• **To do**: Search the records for the word "환수율에" and report each line that has it.

• **Dataset entries**:
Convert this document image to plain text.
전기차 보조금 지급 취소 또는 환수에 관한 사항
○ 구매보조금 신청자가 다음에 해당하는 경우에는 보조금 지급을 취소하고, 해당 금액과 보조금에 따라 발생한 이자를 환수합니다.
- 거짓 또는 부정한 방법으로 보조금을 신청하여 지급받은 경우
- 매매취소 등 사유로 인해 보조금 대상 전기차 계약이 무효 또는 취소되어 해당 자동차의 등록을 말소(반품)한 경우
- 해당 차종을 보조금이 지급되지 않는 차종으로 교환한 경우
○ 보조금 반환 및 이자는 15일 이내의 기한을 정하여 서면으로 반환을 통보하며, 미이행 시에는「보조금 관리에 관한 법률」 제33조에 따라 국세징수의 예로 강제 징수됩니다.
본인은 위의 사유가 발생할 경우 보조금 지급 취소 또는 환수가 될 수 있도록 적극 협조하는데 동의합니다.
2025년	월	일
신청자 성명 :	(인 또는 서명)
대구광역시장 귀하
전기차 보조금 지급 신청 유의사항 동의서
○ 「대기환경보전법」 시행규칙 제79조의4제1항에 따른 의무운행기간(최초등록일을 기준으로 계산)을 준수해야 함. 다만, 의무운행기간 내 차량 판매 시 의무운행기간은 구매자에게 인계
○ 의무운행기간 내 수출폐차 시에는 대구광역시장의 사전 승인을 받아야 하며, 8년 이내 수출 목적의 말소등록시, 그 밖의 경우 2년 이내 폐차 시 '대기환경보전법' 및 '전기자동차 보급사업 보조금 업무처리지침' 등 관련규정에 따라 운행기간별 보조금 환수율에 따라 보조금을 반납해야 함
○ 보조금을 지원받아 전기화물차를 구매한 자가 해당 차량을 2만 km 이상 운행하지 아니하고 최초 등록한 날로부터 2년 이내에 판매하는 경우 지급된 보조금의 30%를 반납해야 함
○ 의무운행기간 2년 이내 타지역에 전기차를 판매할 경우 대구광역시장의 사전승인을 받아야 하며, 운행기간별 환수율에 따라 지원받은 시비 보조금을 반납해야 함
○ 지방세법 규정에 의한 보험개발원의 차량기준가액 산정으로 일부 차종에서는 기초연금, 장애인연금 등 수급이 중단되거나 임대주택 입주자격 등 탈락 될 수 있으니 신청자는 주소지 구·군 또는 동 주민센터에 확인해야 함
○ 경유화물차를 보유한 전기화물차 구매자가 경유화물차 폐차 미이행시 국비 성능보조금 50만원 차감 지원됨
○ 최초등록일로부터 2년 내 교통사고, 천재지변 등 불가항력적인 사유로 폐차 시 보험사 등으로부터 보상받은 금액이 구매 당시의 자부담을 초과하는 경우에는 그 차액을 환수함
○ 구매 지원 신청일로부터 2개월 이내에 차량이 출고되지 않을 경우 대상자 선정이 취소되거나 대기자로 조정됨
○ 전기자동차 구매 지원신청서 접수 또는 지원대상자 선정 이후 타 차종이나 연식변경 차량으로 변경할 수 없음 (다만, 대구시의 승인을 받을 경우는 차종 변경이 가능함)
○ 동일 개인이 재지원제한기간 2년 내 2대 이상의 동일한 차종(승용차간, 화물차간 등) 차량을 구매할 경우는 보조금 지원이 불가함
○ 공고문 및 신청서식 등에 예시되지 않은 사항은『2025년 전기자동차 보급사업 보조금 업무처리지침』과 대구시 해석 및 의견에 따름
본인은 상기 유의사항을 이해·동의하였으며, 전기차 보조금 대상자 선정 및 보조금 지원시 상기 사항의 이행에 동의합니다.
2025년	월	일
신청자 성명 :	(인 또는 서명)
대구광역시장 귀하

• **Exercise solution**:
○ 의무운행기간 내 수출폐차 시에는 대구광역시장의 사전 승인을 받아야 하며, 8년 이내 수출 목적의 말소등록시, 그 밖의 경우 2년 이내 폐차 시 '대기환경보전법' 및 '전기자동차 보급사업 보조금 업무처리지침' 등 관련규정에 따라 운행기간별 보조금 환수율에 따라 보조금을 반납해야 함
○ 의무운행기간 2년 이내 타지역에 전기차를 판매할 경우 대구광역시장의 사전승인을 받아야 하며, 운행기간별 환수율에 따라 지원받은 시비 보조금을 반납해야 함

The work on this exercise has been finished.